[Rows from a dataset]

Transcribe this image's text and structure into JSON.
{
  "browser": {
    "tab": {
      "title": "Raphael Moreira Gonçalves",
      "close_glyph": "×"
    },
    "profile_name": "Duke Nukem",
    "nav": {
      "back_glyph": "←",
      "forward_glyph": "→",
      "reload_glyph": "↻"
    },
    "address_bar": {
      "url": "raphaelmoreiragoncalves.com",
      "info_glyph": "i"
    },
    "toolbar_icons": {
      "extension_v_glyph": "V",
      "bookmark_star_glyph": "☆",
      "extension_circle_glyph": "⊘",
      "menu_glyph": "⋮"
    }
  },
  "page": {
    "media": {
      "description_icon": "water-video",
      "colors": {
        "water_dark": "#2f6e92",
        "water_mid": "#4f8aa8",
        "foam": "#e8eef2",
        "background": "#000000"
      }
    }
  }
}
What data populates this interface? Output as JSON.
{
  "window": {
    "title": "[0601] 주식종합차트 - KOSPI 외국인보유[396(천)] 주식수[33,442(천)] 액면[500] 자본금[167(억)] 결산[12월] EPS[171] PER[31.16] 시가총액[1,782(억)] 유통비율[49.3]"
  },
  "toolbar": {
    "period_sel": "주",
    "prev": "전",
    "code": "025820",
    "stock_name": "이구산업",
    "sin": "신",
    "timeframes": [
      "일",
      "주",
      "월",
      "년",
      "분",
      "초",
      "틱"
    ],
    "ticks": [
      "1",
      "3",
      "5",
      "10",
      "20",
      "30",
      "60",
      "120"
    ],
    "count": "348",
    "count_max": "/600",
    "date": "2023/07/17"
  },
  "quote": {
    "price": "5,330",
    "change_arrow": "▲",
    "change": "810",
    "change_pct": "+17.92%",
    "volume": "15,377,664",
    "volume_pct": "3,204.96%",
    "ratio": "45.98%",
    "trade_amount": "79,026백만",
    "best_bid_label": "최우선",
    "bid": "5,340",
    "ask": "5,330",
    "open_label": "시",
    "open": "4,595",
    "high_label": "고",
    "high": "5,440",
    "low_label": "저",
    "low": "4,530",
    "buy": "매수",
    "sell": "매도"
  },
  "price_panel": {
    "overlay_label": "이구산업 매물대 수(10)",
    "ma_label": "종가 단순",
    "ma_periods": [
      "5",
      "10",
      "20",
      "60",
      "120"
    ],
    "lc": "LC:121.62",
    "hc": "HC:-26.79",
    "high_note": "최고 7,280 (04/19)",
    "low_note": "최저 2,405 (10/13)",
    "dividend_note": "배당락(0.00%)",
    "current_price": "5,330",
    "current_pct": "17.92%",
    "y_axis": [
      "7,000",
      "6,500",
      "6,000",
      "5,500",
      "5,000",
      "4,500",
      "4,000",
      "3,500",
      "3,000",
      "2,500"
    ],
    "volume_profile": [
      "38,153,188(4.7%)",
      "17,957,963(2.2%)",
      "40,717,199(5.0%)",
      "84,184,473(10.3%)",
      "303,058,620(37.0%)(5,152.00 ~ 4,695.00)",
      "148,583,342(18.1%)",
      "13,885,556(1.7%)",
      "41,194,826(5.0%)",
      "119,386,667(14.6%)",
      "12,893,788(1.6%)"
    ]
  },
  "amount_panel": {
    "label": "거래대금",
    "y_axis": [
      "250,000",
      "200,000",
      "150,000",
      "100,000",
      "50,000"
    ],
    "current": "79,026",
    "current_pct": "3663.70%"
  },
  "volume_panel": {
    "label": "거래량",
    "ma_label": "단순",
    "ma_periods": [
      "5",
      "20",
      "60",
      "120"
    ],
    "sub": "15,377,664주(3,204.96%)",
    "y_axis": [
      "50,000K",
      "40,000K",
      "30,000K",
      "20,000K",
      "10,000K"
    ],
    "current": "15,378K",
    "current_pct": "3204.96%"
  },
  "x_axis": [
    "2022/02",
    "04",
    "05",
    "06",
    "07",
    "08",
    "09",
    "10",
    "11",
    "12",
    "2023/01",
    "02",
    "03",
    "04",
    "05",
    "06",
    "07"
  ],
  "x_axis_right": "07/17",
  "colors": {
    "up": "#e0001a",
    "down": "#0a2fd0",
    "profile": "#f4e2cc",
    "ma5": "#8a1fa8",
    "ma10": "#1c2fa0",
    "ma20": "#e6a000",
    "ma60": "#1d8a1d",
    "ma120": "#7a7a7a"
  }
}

* **Aim of the task**
Exactly as written above, please repeat the entries.

* **Solved problem**
Transcribe this image's text and structure into JSON.
{
  "browser": {
    "tab": {
      "title": "Raphael Moreira Gonçalves",
      "close_glyph": "×"
    },
    "profile_name": "Duke Nukem",
    "nav": {
      "back_glyph": "←",
      "forward_glyph": "→",
      "reload_glyph": "↻"
    },
    "address_bar": {
      "url": "raphaelmoreiragoncalves.com",
      "info_glyph": "i"
    },
    "toolbar_icons": {
      "extension_v_glyph": "V",
      "bookmark_star_glyph": "☆",
      "extension_circle_glyph": "⊘",
      "menu_glyph": "⋮"
    }
  },
  "page": {
    "media": {
      "description_icon": "water-video",
      "colors": {
        "water_dark": "#2f6e92",
        "water_mid": "#4f8aa8",
        "foam": "#e8eef2",
        "background": "#000000"
      }
    }
  }
}
What data populates this interface? Output as JSON.
{
  "window": {
    "title": "[0601] 주식종합차트 - KOSPI 외국인보유[396(천)] 주식수[33,442(천)] 액면[500] 자본금[167(억)] 결산[12월] EPS[171] PER[31.16] 시가총액[1,782(억)] 유통비율[49.3]"
  },
  "toolbar": {
    "period_sel": "주",
    "prev": "전",
    "code": "025820",
    "stock_name": "이구산업",
    "sin": "신",
    "timeframes": [
      "일",
      "주",
      "월",
      "년",
      "분",
      "초",
      "틱"
    ],
    "ticks": [
      "1",
      "3",
      "5",
      "10",
      "20",
      "30",
      "60",
      "120"
    ],
    "count": "348",
    "count_max": "/600",
    "date": "2023/07/17"
  },
  "quote": {
    "price": "5,330",
    "change_arrow": "▲",
    "change": "810",
    "change_pct": "+17.92%",
    "volume": "15,377,664",
    "volume_pct": "3,204.96%",
    "ratio": "45.98%",
    "trade_amount": "79,026백만",
    "best_bid_label": "최우선",
    "bid": "5,340",
    "ask": "5,330",
    "open_label": "시",
    "open": "4,595",
    "high_label": "고",
    "high": "5,440",
    "low_label": "저",
    "low": "4,530",
    "buy": "매수",
    "sell": "매도"
  },
  "price_panel": {
    "overlay_label": "이구산업 매물대 수(10)",
    "ma_label": "종가 단순",
    "ma_periods": [
      "5",
      "10",
      "20",
      "60",
      "120"
    ],
    "lc": "LC:121.62",
    "hc": "HC:-26.79",
    "high_note": "최고 7,280 (04/19)",
    "low_note": "최저 2,405 (10/13)",
    "dividend_note": "배당락(0.00%)",
    "current_price": "5,330",
    "current_pct": "17.92%",
    "y_axis": [
      "7,000",
      "6,500",
      "6,000",
      "5,500",
      "5,000",
      "4,500",
      "4,000",
      "3,500",
      "3,000",
      "2,500"
    ],
    "volume_profile": [
      "38,153,188(4.7%)",
      "17,957,963(2.2%)",
      "40,717,199(5.0%)",
      "84,184,473(10.3%)",
      "303,058,620(37.0%)(5,152.00 ~ 4,695.00)",
      "148,583,342(18.1%)",
      "13,885,556(1.7%)",
      "41,194,826(5.0%)",
      "119,386,667(14.6%)",
      "12,893,788(1.6%)"
    ]
  },
  "amount_panel": {
    "label": "거래대금",
    "y_axis": [
      "250,000",
      "200,000",
      "150,000",
      "100,000",
      "50,000"
    ],
    "current": "79,026",
    "current_pct": "3663.70%"
  },
  "volume_panel": {
    "label": "거래량",
    "ma_label": "단순",
    "ma_periods": [
      "5",
      "20",
      "60",
      "120"
    ],
    "sub": "15,377,664주(3,204.96%)",
    "y_axis": [
      "50,000K",
      "40,000K",
      "30,000K",
      "20,000K",
      "10,000K"
    ],
    "current": "15,378K",
    "current_pct": "3204.96%"
  },
  "x_axis": [
    "2022/02",
    "04",
    "05",
    "06",
    "07",
    "08",
    "09",
    "10",
    "11",
    "12",
    "2023/01",
    "02",
    "03",
    "04",
    "05",
    "06",
    "07"
  ],
  "x_axis_right": "07/17",
  "colors": {
    "up": "#e0001a",
    "down": "#0a2fd0",
    "profile": "#f4e2cc",
    "ma5": "#8a1fa8",
    "ma10": "#1c2fa0",
    "ma20": "#e6a000",
    "ma60": "#1d8a1d",
    "ma120": "#7a7a7a"
  }
}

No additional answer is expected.